• The request
Reproduce each line from the records that holds "DominicanRepublic".

___ Data provided

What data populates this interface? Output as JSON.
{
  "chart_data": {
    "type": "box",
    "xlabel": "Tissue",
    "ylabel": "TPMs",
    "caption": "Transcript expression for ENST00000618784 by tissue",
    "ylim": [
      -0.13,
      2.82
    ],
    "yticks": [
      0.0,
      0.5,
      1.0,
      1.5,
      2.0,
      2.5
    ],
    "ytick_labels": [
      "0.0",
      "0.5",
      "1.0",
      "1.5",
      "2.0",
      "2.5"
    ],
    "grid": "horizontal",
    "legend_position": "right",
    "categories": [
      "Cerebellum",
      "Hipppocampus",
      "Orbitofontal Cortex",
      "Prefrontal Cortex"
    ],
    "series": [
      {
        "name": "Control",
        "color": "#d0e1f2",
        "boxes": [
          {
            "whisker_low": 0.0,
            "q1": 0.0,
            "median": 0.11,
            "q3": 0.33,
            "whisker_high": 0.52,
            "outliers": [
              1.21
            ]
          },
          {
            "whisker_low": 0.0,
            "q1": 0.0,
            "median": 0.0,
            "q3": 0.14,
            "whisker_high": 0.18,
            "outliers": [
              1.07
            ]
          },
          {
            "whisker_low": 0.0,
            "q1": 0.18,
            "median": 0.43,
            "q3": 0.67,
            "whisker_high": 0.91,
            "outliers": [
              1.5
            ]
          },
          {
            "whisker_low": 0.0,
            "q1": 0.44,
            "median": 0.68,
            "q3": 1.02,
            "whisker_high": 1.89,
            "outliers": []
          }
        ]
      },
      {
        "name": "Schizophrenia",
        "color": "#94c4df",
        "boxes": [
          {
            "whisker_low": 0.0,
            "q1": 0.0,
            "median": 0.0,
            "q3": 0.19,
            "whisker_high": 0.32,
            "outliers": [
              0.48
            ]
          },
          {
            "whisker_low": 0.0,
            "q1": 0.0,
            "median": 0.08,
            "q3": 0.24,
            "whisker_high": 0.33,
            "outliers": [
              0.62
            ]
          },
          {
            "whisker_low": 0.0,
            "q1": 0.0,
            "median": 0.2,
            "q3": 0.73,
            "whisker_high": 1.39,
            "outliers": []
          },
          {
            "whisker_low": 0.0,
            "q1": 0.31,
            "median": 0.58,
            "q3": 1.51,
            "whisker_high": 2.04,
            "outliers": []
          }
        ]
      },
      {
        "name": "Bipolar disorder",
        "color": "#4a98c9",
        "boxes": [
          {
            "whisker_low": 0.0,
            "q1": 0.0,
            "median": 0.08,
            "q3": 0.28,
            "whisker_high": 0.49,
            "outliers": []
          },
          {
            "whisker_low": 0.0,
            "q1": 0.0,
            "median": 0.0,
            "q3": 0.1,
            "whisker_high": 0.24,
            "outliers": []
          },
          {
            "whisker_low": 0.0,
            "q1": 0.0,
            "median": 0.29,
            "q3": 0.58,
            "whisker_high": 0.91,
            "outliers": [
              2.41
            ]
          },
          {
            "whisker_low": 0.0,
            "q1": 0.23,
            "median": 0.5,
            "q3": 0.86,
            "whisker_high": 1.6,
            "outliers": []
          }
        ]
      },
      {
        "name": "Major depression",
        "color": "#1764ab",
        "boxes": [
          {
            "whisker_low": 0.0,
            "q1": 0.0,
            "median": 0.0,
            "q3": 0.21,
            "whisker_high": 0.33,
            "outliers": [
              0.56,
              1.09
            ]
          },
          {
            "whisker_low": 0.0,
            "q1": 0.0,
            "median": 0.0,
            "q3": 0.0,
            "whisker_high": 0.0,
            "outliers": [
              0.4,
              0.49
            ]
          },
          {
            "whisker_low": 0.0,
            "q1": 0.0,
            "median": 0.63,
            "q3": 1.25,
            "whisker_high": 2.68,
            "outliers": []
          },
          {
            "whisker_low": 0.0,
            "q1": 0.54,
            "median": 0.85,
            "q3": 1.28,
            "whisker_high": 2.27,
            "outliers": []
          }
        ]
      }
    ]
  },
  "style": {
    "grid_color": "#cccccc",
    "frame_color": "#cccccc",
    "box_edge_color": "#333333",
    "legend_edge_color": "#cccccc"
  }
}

______
___ Data provided

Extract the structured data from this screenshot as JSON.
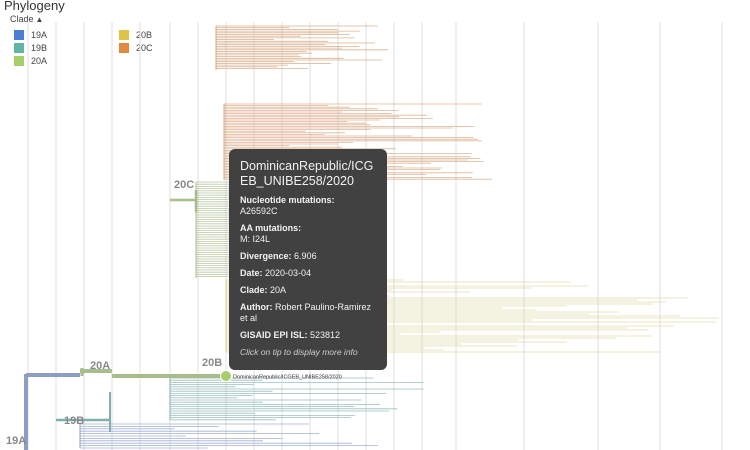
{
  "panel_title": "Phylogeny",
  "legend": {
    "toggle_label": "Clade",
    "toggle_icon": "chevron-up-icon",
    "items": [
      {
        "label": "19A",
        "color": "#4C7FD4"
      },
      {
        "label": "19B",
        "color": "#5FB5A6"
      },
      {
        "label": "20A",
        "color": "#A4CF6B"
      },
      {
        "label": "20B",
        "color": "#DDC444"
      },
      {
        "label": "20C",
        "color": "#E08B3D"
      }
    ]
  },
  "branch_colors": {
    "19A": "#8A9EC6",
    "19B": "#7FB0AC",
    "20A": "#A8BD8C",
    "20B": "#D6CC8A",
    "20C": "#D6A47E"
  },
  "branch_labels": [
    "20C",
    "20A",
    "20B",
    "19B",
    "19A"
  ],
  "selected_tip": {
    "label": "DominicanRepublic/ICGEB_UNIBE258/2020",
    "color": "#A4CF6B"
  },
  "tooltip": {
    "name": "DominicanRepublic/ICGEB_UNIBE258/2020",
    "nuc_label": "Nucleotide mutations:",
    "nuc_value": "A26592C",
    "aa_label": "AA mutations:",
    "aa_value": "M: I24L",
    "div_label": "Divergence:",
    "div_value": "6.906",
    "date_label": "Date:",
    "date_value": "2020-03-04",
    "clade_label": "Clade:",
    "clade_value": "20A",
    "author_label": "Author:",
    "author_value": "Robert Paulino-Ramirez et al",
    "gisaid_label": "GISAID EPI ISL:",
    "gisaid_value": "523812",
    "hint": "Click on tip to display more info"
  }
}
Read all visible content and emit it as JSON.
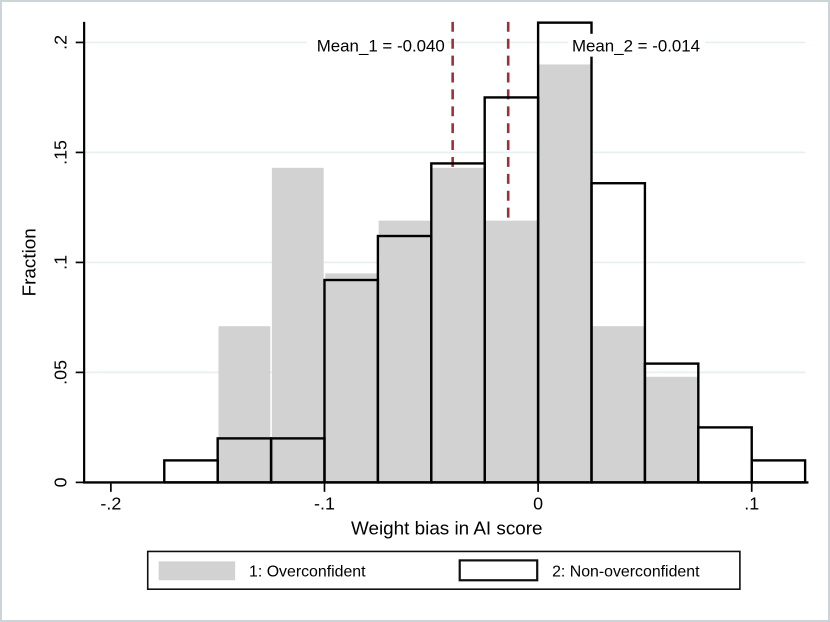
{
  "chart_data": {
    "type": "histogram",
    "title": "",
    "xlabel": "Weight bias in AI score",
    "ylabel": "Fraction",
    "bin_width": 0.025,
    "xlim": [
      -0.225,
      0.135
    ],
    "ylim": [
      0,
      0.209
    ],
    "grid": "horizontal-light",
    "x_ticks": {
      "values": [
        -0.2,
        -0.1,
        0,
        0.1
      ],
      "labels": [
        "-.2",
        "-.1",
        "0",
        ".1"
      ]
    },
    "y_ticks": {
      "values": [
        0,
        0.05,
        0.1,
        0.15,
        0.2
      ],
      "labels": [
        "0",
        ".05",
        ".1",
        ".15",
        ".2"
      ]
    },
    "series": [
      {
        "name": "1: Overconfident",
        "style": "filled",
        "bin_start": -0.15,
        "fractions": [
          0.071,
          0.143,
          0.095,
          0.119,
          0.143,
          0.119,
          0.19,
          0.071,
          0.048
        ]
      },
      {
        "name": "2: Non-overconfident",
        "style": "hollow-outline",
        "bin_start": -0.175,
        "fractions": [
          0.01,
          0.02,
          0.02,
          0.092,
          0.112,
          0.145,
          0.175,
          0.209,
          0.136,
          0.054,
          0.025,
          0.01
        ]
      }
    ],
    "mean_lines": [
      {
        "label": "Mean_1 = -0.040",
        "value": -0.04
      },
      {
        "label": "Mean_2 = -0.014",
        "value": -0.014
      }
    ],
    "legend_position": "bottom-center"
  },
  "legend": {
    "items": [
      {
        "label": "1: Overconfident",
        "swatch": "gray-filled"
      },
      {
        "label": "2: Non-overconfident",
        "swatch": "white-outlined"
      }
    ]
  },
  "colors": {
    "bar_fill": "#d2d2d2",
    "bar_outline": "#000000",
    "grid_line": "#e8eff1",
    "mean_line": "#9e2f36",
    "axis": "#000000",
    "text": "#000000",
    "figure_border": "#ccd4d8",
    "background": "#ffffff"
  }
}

______

• Answer
    "label": "DominicanRepublic/ICGEB_UNIBE258/2020",
    "name": "DominicanRepublic/ICGEB_UNIBE258/2020",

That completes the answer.